§ SET PROBLEM: From the entries below, copy every line where the string "than" appears.

(Raw records)
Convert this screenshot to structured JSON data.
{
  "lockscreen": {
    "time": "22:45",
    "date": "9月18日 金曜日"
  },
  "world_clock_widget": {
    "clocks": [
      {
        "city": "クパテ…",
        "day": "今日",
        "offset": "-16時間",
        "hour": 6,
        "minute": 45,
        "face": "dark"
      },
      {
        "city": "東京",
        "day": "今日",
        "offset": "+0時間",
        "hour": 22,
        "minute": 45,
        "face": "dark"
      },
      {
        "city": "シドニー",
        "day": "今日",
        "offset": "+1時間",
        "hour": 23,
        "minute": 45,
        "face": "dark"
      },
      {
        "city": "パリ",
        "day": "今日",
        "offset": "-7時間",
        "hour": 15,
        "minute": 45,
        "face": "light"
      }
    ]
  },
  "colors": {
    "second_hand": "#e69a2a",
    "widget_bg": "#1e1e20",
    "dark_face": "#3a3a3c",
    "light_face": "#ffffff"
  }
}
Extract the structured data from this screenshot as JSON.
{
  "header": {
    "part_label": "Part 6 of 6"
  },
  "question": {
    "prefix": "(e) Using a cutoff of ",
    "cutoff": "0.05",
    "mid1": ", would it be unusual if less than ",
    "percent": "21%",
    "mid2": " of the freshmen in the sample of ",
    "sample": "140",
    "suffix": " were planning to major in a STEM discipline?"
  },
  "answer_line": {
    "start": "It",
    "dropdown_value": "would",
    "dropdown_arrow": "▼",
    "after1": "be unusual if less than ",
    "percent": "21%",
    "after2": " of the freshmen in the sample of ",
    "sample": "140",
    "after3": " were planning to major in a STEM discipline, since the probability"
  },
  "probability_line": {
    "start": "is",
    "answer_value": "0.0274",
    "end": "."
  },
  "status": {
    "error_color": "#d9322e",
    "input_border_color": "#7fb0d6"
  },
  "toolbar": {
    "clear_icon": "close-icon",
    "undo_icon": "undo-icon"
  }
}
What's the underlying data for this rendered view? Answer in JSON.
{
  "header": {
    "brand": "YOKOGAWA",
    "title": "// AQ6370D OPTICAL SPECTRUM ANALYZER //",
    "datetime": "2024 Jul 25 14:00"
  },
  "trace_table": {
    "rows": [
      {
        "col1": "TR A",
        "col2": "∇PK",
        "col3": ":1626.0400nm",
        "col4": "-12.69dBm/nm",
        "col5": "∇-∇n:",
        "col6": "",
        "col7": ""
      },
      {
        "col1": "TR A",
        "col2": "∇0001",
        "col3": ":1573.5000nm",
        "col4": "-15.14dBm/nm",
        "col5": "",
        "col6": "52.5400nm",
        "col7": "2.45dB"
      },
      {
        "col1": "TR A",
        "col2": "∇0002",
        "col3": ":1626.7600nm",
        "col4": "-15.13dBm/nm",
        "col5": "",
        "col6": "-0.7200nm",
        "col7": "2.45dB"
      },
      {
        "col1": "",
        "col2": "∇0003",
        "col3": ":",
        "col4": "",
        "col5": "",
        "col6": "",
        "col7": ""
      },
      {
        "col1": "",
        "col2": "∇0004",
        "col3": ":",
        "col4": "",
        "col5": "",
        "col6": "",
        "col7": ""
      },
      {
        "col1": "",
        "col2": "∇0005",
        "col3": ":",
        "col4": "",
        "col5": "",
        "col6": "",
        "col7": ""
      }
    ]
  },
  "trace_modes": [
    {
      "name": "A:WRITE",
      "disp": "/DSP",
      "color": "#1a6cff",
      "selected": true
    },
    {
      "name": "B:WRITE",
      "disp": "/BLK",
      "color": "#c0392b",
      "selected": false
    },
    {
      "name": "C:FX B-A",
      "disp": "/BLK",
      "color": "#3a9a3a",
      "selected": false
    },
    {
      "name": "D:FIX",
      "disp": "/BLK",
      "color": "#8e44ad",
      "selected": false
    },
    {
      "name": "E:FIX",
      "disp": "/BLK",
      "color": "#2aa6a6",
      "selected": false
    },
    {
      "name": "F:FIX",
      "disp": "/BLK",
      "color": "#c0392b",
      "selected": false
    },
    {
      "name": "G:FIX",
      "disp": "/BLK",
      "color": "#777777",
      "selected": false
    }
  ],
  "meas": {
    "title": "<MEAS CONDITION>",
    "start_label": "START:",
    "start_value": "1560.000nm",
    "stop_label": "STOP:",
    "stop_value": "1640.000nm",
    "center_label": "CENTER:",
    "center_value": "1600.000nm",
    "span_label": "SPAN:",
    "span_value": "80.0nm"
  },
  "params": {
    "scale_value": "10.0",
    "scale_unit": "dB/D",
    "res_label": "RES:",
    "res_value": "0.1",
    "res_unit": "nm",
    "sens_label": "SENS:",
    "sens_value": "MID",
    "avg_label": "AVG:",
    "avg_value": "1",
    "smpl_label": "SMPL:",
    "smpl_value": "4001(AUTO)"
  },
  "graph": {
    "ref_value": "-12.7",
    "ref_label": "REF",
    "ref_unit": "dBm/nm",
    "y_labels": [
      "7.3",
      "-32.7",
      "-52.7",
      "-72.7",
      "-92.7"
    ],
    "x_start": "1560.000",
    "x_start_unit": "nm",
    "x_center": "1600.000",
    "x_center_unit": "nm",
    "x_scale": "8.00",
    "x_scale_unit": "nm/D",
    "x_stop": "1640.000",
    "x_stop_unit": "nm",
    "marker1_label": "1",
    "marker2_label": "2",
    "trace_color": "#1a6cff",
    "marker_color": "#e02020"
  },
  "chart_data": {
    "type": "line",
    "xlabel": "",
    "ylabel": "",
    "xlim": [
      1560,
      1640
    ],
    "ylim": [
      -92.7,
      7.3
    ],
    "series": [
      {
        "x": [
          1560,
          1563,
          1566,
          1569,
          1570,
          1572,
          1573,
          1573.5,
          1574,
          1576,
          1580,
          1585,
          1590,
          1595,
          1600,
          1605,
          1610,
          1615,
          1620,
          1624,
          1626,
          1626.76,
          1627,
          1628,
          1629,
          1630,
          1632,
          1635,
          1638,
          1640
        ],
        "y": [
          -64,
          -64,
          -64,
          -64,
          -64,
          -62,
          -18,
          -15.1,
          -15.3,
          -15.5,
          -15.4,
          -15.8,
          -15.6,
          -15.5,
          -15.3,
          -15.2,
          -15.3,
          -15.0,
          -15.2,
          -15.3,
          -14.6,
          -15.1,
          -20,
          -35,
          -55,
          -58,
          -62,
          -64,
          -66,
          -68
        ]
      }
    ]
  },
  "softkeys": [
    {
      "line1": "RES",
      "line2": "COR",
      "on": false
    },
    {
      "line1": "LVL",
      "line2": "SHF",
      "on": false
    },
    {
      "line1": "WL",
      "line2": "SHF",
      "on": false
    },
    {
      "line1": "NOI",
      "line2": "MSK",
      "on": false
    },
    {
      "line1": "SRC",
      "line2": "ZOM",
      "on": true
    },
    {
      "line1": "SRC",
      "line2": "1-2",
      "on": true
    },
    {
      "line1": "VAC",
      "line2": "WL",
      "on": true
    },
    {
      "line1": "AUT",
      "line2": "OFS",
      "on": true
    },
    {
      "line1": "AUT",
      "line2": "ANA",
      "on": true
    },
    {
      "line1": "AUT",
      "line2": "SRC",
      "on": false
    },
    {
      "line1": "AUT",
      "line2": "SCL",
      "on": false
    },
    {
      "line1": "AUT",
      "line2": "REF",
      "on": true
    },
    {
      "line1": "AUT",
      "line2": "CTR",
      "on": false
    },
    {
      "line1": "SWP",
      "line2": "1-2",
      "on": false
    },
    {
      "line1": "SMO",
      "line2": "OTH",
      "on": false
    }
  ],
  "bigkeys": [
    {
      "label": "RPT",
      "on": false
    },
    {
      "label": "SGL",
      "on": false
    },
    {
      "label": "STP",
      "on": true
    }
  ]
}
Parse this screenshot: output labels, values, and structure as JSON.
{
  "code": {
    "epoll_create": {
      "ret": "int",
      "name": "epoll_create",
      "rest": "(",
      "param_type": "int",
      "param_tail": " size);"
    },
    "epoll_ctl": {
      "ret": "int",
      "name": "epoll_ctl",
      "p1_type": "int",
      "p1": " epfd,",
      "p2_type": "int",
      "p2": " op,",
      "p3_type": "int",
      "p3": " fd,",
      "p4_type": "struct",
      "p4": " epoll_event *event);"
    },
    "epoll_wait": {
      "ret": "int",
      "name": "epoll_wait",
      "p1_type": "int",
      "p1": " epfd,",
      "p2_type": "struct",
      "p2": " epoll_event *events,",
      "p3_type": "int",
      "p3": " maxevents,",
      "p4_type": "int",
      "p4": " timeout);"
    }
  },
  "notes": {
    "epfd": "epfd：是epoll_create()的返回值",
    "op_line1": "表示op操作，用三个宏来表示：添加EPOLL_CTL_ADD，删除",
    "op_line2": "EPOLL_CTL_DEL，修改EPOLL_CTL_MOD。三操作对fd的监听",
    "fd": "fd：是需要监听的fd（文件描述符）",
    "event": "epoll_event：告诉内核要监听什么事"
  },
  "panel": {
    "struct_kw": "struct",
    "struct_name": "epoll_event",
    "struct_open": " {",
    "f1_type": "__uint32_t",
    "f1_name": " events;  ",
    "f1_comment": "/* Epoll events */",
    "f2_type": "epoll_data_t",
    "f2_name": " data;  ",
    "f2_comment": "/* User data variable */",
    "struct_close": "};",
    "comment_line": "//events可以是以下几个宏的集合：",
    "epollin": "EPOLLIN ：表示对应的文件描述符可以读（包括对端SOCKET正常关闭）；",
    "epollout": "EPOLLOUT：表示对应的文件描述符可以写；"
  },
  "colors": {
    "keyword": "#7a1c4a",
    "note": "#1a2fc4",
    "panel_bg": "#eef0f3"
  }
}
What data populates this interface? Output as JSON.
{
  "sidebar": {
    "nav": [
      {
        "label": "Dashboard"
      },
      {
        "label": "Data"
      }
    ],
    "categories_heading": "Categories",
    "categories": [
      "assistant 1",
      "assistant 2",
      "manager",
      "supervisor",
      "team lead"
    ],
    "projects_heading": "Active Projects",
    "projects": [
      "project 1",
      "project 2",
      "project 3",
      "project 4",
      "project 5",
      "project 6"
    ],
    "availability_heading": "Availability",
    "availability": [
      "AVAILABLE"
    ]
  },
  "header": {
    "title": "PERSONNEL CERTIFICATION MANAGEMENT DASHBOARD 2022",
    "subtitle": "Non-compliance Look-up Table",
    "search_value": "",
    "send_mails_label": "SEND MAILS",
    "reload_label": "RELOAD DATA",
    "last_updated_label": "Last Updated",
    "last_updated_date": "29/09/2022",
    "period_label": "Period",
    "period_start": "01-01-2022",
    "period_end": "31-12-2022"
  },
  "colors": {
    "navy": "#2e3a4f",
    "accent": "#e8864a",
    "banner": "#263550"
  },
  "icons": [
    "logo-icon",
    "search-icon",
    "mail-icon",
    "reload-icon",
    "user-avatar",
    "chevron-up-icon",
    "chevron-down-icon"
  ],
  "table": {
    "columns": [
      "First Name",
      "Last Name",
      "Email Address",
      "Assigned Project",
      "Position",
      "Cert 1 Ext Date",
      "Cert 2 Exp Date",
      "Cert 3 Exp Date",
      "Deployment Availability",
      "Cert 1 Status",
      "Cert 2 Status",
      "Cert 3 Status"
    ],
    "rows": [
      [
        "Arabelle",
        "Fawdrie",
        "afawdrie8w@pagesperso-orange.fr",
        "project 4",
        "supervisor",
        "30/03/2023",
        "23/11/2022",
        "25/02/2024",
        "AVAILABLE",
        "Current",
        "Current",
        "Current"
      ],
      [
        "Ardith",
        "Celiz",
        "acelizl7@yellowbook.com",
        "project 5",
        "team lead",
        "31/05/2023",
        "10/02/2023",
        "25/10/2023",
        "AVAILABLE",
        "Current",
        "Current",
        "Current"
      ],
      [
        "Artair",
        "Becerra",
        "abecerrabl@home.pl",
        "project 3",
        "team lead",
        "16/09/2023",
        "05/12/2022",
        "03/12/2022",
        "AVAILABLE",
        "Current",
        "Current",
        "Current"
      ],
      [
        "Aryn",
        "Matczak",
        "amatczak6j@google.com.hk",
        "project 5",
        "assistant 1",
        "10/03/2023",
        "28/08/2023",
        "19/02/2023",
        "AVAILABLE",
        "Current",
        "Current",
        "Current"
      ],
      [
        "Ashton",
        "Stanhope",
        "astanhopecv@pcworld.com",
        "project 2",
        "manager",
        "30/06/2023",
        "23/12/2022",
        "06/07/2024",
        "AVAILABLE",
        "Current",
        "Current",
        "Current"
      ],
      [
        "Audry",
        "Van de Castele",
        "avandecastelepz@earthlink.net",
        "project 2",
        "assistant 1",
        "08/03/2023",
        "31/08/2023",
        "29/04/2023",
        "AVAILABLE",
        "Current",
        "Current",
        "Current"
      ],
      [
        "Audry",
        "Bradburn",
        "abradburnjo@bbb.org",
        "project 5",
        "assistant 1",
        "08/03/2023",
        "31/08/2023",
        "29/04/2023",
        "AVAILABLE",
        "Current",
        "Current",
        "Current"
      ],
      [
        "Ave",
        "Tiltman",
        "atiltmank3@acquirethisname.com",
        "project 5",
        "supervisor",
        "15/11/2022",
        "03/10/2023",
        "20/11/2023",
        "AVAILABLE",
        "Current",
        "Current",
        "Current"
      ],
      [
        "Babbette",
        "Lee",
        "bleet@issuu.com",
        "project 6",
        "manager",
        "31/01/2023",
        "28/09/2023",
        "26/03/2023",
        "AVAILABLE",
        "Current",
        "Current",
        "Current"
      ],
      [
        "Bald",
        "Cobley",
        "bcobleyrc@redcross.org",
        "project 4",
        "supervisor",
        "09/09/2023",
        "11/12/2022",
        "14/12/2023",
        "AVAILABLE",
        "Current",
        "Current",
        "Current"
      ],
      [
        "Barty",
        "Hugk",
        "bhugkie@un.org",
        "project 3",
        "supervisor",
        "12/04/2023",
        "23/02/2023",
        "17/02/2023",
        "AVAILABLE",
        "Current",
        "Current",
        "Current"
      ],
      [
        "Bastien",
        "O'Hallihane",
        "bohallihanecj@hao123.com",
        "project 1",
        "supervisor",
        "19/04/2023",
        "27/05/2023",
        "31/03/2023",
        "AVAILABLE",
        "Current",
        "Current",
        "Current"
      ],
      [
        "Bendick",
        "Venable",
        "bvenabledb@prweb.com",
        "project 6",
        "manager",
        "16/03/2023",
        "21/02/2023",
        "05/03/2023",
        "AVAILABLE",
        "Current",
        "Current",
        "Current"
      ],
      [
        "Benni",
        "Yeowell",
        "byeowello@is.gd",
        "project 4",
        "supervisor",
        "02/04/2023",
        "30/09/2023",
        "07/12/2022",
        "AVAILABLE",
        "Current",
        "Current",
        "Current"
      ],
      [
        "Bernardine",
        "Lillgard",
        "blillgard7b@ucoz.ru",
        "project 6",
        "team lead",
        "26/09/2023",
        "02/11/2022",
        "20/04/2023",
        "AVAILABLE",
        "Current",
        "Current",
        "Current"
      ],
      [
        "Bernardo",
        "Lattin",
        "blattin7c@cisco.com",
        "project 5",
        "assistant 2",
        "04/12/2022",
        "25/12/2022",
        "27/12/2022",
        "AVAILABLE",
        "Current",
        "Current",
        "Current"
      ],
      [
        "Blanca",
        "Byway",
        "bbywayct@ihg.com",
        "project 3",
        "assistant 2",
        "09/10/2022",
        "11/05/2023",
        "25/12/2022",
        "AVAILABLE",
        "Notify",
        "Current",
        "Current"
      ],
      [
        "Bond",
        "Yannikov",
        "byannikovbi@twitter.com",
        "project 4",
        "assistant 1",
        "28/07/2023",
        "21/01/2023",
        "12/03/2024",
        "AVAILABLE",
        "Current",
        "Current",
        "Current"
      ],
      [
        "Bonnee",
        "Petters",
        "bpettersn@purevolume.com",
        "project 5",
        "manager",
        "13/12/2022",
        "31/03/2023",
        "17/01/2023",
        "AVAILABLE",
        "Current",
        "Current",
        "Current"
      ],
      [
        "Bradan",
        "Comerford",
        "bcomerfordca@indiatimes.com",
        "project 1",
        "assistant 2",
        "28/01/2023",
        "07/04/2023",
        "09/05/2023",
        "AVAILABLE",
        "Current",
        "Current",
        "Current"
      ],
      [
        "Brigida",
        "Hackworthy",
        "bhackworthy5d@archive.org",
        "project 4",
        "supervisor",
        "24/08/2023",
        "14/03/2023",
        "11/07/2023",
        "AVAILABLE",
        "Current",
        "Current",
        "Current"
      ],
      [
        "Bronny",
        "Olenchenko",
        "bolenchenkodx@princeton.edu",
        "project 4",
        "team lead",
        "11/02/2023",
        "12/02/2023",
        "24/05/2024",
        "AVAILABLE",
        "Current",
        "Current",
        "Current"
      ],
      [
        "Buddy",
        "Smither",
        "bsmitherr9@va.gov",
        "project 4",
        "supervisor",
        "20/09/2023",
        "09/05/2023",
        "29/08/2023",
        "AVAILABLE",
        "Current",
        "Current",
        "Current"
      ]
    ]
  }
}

§ SOLUTION:
    "mid1": ", would it be unusual if less than ",
    "after1": "be unusual if less than ",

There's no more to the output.